## What you need to do
Every line below should be repeated exactly.

[Dataset excerpts]
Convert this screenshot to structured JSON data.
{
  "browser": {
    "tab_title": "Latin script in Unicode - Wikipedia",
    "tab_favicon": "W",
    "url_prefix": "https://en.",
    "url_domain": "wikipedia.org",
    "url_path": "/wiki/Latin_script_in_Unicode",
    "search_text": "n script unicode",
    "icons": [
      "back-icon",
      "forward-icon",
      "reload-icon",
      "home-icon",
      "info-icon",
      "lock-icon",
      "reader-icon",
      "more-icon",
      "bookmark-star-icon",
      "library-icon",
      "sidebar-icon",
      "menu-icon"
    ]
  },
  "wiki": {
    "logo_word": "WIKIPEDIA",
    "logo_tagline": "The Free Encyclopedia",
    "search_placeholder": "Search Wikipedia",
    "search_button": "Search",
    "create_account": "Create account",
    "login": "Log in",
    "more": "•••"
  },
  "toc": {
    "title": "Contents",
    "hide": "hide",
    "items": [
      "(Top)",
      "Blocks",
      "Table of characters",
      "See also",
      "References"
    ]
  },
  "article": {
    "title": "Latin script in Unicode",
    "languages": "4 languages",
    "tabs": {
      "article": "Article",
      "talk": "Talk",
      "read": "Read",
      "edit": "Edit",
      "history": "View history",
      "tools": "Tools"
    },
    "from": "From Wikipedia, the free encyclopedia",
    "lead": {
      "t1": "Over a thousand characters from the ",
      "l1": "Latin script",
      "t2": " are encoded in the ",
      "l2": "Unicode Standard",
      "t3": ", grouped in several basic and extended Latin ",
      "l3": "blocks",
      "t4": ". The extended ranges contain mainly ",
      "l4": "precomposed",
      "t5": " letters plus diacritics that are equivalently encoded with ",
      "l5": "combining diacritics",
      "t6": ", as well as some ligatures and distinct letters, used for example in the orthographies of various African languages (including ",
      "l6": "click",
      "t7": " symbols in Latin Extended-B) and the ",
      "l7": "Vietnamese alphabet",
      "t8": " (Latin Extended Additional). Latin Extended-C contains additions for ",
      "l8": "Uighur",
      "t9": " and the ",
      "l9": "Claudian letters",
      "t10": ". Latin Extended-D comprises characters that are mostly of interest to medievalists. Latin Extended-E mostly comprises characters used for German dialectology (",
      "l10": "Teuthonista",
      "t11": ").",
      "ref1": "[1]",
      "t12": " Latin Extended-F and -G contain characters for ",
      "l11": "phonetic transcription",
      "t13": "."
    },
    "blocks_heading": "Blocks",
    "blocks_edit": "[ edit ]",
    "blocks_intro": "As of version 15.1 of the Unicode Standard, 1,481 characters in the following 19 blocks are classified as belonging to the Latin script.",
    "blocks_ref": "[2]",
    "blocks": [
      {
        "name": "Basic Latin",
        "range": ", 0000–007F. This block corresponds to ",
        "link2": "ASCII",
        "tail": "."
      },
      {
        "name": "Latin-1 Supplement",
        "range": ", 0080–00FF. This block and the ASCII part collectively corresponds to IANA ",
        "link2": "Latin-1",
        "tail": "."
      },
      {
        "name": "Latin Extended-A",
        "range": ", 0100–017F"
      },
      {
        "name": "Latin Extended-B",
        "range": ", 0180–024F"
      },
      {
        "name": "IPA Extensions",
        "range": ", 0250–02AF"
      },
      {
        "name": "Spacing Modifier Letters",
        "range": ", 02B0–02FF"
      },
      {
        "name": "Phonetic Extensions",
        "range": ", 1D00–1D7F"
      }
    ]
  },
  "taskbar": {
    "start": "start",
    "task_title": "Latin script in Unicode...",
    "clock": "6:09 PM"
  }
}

## Complete response
Convert this screenshot to structured JSON data.
{
  "browser": {
    "tab_title": "Latin script in Unicode - Wikipedia",
    "tab_favicon": "W",
    "url_prefix": "https://en.",
    "url_domain": "wikipedia.org",
    "url_path": "/wiki/Latin_script_in_Unicode",
    "search_text": "n script unicode",
    "icons": [
      "back-icon",
      "forward-icon",
      "reload-icon",
      "home-icon",
      "info-icon",
      "lock-icon",
      "reader-icon",
      "more-icon",
      "bookmark-star-icon",
      "library-icon",
      "sidebar-icon",
      "menu-icon"
    ]
  },
  "wiki": {
    "logo_word": "WIKIPEDIA",
    "logo_tagline": "The Free Encyclopedia",
    "search_placeholder": "Search Wikipedia",
    "search_button": "Search",
    "create_account": "Create account",
    "login": "Log in",
    "more": "•••"
  },
  "toc": {
    "title": "Contents",
    "hide": "hide",
    "items": [
      "(Top)",
      "Blocks",
      "Table of characters",
      "See also",
      "References"
    ]
  },
  "article": {
    "title": "Latin script in Unicode",
    "languages": "4 languages",
    "tabs": {
      "article": "Article",
      "talk": "Talk",
      "read": "Read",
      "edit": "Edit",
      "history": "View history",
      "tools": "Tools"
    },
    "from": "From Wikipedia, the free encyclopedia",
    "lead": {
      "t1": "Over a thousand characters from the ",
      "l1": "Latin script",
      "t2": " are encoded in the ",
      "l2": "Unicode Standard",
      "t3": ", grouped in several basic and extended Latin ",
      "l3": "blocks",
      "t4": ". The extended ranges contain mainly ",
      "l4": "precomposed",
      "t5": " letters plus diacritics that are equivalently encoded with ",
      "l5": "combining diacritics",
      "t6": ", as well as some ligatures and distinct letters, used for example in the orthographies of various African languages (including ",
      "l6": "click",
      "t7": " symbols in Latin Extended-B) and the ",
      "l7": "Vietnamese alphabet",
      "t8": " (Latin Extended Additional). Latin Extended-C contains additions for ",
      "l8": "Uighur",
      "t9": " and the ",
      "l9": "Claudian letters",
      "t10": ". Latin Extended-D comprises characters that are mostly of interest to medievalists. Latin Extended-E mostly comprises characters used for German dialectology (",
      "l10": "Teuthonista",
      "t11": ").",
      "ref1": "[1]",
      "t12": " Latin Extended-F and -G contain characters for ",
      "l11": "phonetic transcription",
      "t13": "."
    },
    "blocks_heading": "Blocks",
    "blocks_edit": "[ edit ]",
    "blocks_intro": "As of version 15.1 of the Unicode Standard, 1,481 characters in the following 19 blocks are classified as belonging to the Latin script.",
    "blocks_ref": "[2]",
    "blocks": [
      {
        "name": "Basic Latin",
        "range": ", 0000–007F. This block corresponds to ",
        "link2": "ASCII",
        "tail": "."
      },
      {
        "name": "Latin-1 Supplement",
        "range": ", 0080–00FF. This block and the ASCII part collectively corresponds to IANA ",
        "link2": "Latin-1",
        "tail": "."
      },
      {
        "name": "Latin Extended-A",
        "range": ", 0100–017F"
      },
      {
        "name": "Latin Extended-B",
        "range": ", 0180–024F"
      },
      {
        "name": "IPA Extensions",
        "range": ", 0250–02AF"
      },
      {
        "name": "Spacing Modifier Letters",
        "range": ", 02B0–02FF"
      },
      {
        "name": "Phonetic Extensions",
        "range": ", 1D00–1D7F"
      }
    ]
  },
  "taskbar": {
    "start": "start",
    "task_title": "Latin script in Unicode...",
    "clock": "6:09 PM"
  }
}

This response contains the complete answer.